* **What you need to do**
Every line with the word "presented" in it should be extracted from the data that follows.
── Provided records ──
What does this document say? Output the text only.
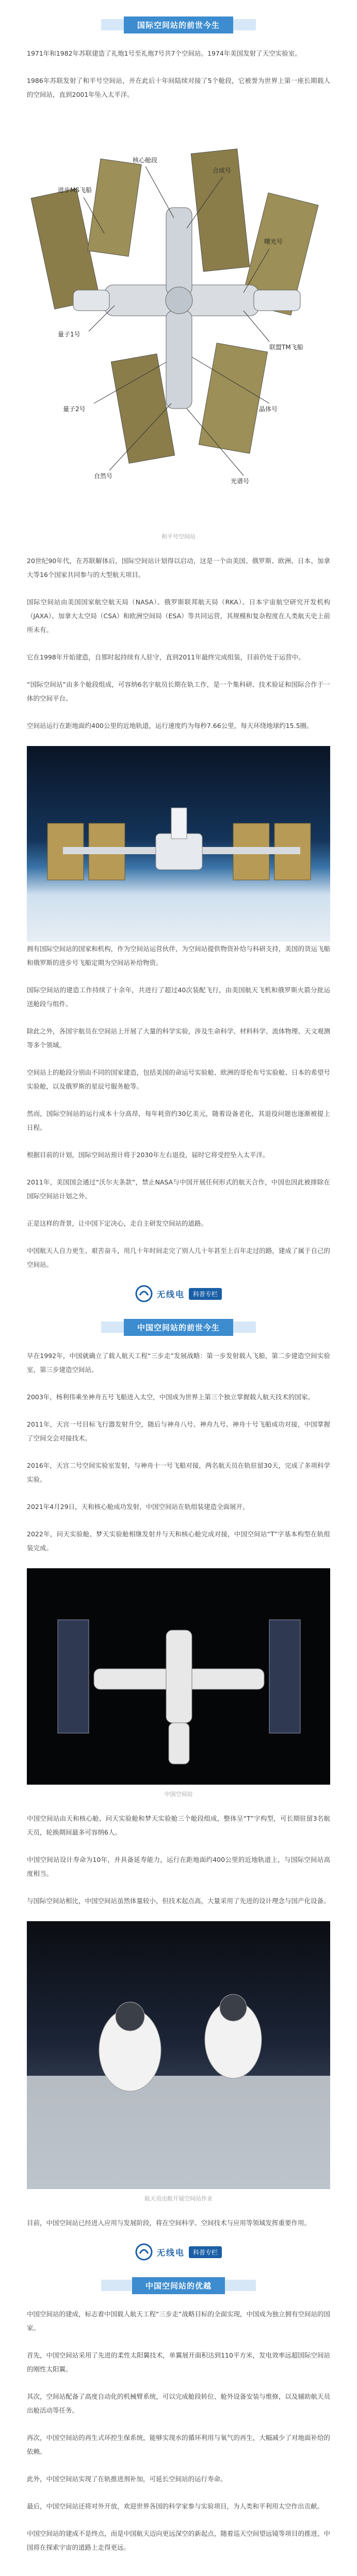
国际空间站的前世今生

1971年和1982年苏联建造了礼炮1号至礼炮7号共7个空间站。1974年美国发射了天空实验室。

1986年苏联发射了和平号空间站，并在此后十年间陆续对接了5个舱段，它被誉为世界上第一座长期载人的空间站，直到2001年坠入太平洋。

进步MS飞船
核心舱段
合成号
曙光号
量子1号
联盟TM飞船
量子2号	晶体号
光谱号
自然号
和平号空间站

20世纪90年代，在苏联解体后，国际空间站计划得以启动，这是一个由美国、俄罗斯、欧洲、日本、加拿大等16个国家共同参与的大型航天项目。

国际空间站由美国国家航空航天局（NASA）、俄罗斯联邦航天局（RKA）、日本宇宙航空研究开发机构（JAXA）、加拿大太空局（CSA）和欧洲空间局（ESA）等共同运营，其规模和复杂程度在人类航天史上前所未有。

它在1998年开始建造，自那时起持续有人驻守，直到2011年最终完成组装，目前仍处于运营中。

“国际空间站”由多个舱段组成，可容纳6名宇航员长期在轨工作，是一个集科研、技术验证和国际合作于一体的空间平台。

空间站运行在距地面约400公里的近地轨道，运行速度约为每秒7.66公里，每天环绕地球约15.5圈。

拥有国际空间站的国家和机构，作为空间站运营伙伴，为空间站提供物资补给与科研支持，美国的货运飞船和俄罗斯的进步号飞船定期为空间站补给物资。

国际空间站的建造工作持续了十余年，共进行了超过40次装配飞行，由美国航天飞机和俄罗斯火箭分批运送舱段与组件。

除此之外，各国宇航员在空间站上开展了大量的科学实验，涉及生命科学、材料科学、流体物理、天文观测等多个领域。

空间站上的舱段分别由不同的国家建造，包括美国的命运号实验舱、欧洲的哥伦布号实验舱、日本的希望号实验舱，以及俄罗斯的星辰号服务舱等。

然而，国际空间站的运行成本十分高昂，每年耗资约30亿美元，随着设备老化，其退役问题也逐渐被提上日程。

根据目前的计划，国际空间站预计将于2030年左右退役，届时它将受控坠入太平洋。

2011年，美国国会通过“沃尔夫条款”，禁止NASA与中国开展任何形式的航天合作，中国也因此被排除在国际空间站计划之外。

正是这样的背景，让中国下定决心，走自主研发空间站的道路。

中国航天人自力更生、艰苦奋斗，用几十年时间走完了别人几十年甚至上百年走过的路，建成了属于自己的空间站。

无线电	科普专栏
中国空间站的前世今生

早在1992年，中国就确立了载人航天工程“三步走”发展战略：第一步发射载人飞船，第二步建造空间实验室，第三步建造空间站。

2003年，杨利伟乘坐神舟五号飞船进入太空，中国成为世界上第三个独立掌握载人航天技术的国家。

2011年，天宫一号目标飞行器发射升空，随后与神舟八号、神舟九号、神舟十号飞船成功对接，中国掌握了空间交会对接技术。

2016年，天宫二号空间实验室发射，与神舟十一号飞船对接，两名航天员在轨驻留30天，完成了多项科学实验。

2021年4月29日，天和核心舱成功发射，中国空间站在轨组装建造全面展开。

2022年，问天实验舱、梦天实验舱相继发射并与天和核心舱完成对接，中国空间站“T”字基本构型在轨组装完成。

中国空间站

中国空间站由天和核心舱、问天实验舱和梦天实验舱三个舱段组成，整体呈“T”字构型，可长期驻留3名航天员，轮换期间最多可容纳6人。

中国空间站设计寿命为10年，并具备延寿能力，运行在距地面约400公里的近地轨道上，与国际空间站高度相当。

与国际空间站相比，中国空间站虽然体量较小，但技术起点高，大量采用了先进的设计理念与国产化设备。

航天员出舱开展空间站作业

目前，中国空间站已经进入应用与发展阶段，将在空间科学、空间技术与应用等领域发挥重要作用。

无线电	科普专栏
中国空间站的优越

中国空间站的建成，标志着中国载人航天工程“三步走”战略目标的全面实现，中国成为独立拥有空间站的国家。

首先，中国空间站采用了先进的柔性太阳翼技术，单翼展开面积达到110平方米，发电效率远超国际空间站的刚性太阳翼。

其次，空间站配备了高度自动化的机械臂系统，可以完成舱段转位、舱外设备安装与维修，以及辅助航天员出舱活动等任务。

再次，中国空间站的再生式环控生保系统，能够实现水的循环利用与氧气的再生，大幅减少了对地面补给的依赖。

此外，中国空间站实现了在轨推进剂补加，可延长空间站的运行寿命。

最后，中国空间站还将对外开放，欢迎世界各国的科学家参与实验项目，为人类和平利用太空作出贡献。

中国空间站的建成不是终点，而是中国航天迈向更远深空的新起点，随着巡天空间望远镜等项目的推进，中国将在探索宇宙的道路上走得更远。
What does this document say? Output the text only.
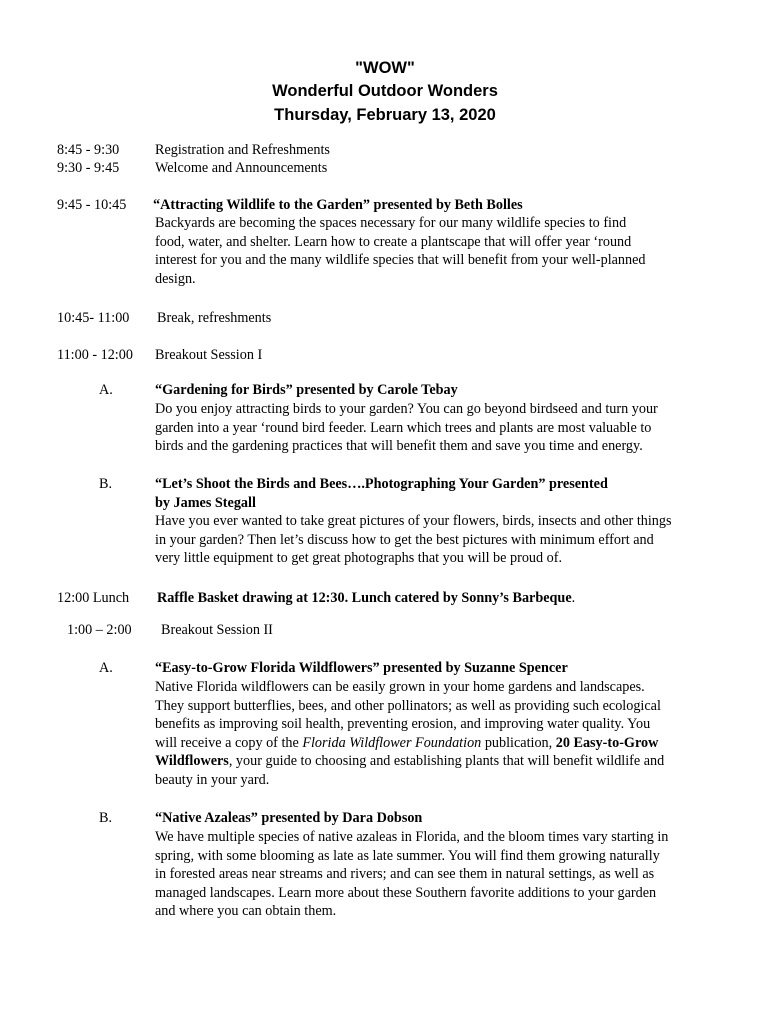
"WOW"
Wonderful Outdoor Wonders
Thursday, February 13, 2020
8:45 - 9:30	Registration and Refreshments
9:30 - 9:45	Welcome and Announcements
9:45 - 10:45 “Attracting Wildlife to the Garden” presented by Beth Bolles
Backyards are becoming the spaces necessary for our many wildlife species to find
food, water, and shelter. Learn how to create a plantscape that will offer year ‘round
interest for you and the many wildlife species that will benefit from your well-planned
design.
10:45- 11:00 Break, refreshments
11:00 - 12:00 Breakout Session I
A.	“Gardening for Birds” presented by Carole Tebay
Do you enjoy attracting birds to your garden? You can go beyond birdseed and turn your
garden into a year ‘round bird feeder. Learn which trees and plants are most valuable to
birds and the gardening practices that will benefit them and save you time and energy.
B.	“Let’s Shoot the Birds and Bees….Photographing Your Garden” presented
by James Stegall
Have you ever wanted to take great pictures of your flowers, birds, insects and other things
in your garden? Then let’s discuss how to get the best pictures with minimum effort and
very little equipment to get great photographs that you will be proud of.
12:00 Lunch Raffle Basket drawing at 12:30. Lunch catered by Sonny’s Barbeque.
1:00 – 2:00 Breakout Session II
A.	“Easy-to-Grow Florida Wildflowers” presented by Suzanne Spencer
Native Florida wildflowers can be easily grown in your home gardens and landscapes.
They support butterflies, bees, and other pollinators; as well as providing such ecological
benefits as improving soil health, preventing erosion, and improving water quality. You
will receive a copy of the Florida Wildflower Foundation publication, 20 Easy-to-Grow
Wildflowers, your guide to choosing and establishing plants that will benefit wildlife and
beauty in your yard.
B.	“Native Azaleas” presented by Dara Dobson
We have multiple species of native azaleas in Florida, and the bloom times vary starting in
spring, with some blooming as late as late summer. You will find them growing naturally
in forested areas near streams and rivers; and can see them in natural settings, as well as
managed landscapes. Learn more about these Southern favorite additions to your garden
and where you can obtain them.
───
* **Expected answer**
9:45 - 10:45 “Attracting Wildlife to the Garden” presented by Beth Bolles
A.	“Gardening for Birds” presented by Carole Tebay
B.	“Let’s Shoot the Birds and Bees….Photographing Your Garden” presented
A.	“Easy-to-Grow Florida Wildflowers” presented by Suzanne Spencer
B.	“Native Azaleas” presented by Dara Dobson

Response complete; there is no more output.